** Opening Provided text block **

3.4.  Address Translation Algorithm

   IPv4-Embedded IPv6 Multicast Addresses are composed according to the
   following algorithm:

   o  Concatenate the MPREFIX64 and the 32 bits of the IPv4 address to
      obtain a 128-bit address.

   The IPv4 multicast addresses are extracted from the IPv4-Embedded
   IPv6 Multicast Addresses according to the following algorithm:

   o  If the multicast address has the 20th bit set to 1 or it matches
      ff3x:0:8000::/96 or a preconfigured MPREFIX64, extract the last 32
      bits of the IPv6 multicast address.

3.5.  Textual Representation

   The embedded IPv4 address in an IPv6 multicast address is included in
   the last 32 bits; therefore dotted decimal notation can be used.

3.6.  Source IPv4 Address in the IPv6 Realm

   An IPv4 source is represented in the IPv6 realm with its
   IPv4-converted IPv6 address [RFC6052].

4.  Examples

   Figure 3 provides some examples of ASM IPv4-Embedded IPv6 Address
   while Figure 4 provides an example of SSM IPv4-Embedded IPv6 Address.

** Closing Provided text block **

Directions >>
1) In the text on IPv4-embedded IPv6 multicast addresses, which part of the IPv6 multicast address holds the embedded IPv4 address?
2) Retype the multicast address text from "The IPv4 multicast" to "can be used.".
The lines that follow have nothing to do with the text.

** Opening Extracted material block **

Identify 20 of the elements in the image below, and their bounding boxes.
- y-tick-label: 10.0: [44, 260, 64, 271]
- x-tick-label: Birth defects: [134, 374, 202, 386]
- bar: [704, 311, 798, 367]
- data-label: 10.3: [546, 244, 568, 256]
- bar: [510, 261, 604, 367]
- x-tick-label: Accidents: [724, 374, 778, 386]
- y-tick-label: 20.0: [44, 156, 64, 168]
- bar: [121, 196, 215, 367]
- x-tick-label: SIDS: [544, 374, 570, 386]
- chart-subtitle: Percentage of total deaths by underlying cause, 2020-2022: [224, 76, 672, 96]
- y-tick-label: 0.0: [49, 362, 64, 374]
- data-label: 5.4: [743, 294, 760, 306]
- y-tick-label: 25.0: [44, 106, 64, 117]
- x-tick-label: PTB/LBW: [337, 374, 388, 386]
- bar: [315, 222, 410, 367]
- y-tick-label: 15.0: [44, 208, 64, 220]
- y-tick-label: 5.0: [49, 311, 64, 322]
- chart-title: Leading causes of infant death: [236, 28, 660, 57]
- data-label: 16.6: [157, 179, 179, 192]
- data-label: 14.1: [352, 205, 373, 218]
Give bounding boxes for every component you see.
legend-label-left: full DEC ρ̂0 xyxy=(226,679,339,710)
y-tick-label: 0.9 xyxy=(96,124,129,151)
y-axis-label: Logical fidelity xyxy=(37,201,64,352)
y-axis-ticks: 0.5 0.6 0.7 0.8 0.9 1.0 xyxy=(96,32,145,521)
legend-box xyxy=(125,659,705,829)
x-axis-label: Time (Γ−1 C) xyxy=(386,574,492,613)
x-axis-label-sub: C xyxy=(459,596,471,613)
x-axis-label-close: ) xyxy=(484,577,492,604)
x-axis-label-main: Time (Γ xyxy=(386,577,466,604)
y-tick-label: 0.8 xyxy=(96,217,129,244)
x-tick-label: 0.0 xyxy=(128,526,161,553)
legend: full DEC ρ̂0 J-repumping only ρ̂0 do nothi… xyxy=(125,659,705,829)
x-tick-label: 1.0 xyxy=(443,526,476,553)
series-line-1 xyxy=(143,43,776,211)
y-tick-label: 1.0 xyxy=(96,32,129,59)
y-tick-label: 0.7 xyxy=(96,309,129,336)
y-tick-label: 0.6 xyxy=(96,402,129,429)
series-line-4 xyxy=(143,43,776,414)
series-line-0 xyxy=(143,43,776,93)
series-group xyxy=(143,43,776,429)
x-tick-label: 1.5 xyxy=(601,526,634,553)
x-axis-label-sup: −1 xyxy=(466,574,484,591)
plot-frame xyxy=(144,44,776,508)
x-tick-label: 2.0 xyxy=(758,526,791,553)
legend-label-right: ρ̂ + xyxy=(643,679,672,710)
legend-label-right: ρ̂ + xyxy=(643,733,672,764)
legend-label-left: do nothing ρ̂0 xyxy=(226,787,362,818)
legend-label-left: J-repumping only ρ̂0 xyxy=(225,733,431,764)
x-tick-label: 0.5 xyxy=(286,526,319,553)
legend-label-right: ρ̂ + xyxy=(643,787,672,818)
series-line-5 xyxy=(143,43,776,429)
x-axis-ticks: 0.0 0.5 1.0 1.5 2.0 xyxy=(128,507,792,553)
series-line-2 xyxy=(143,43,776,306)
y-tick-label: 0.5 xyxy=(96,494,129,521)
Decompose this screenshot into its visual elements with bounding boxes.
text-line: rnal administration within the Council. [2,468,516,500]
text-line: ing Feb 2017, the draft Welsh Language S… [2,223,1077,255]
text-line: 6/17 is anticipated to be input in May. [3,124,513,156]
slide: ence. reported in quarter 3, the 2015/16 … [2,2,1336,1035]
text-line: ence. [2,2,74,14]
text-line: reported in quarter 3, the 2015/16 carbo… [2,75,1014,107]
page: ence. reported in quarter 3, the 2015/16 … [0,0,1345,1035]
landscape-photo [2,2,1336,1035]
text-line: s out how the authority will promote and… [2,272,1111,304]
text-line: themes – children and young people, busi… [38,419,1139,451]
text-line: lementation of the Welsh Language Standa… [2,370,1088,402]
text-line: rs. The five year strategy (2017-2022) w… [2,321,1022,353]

** Closing Extracted material block **

Solutions in order >>
1) The embedded IPv4 address is in the last 32 bits.

2)
The IPv4 multicast addresses are extracted from the IPv4-Embedded
   IPv6 Multicast Addresses according to the following algorithm:

   o  If the multicast address has the 20th bit set to 1 or it matches
      ff3x:0:8000::/96 or a preconfigured MPREFIX64, extract the last 32
      bits of the IPv6 multicast address.

3.5.  Textual Representation

   The embedded IPv4 address in an IPv6 multicast address is included in
   the last 32 bits; therefore dotted decimal notation can be used.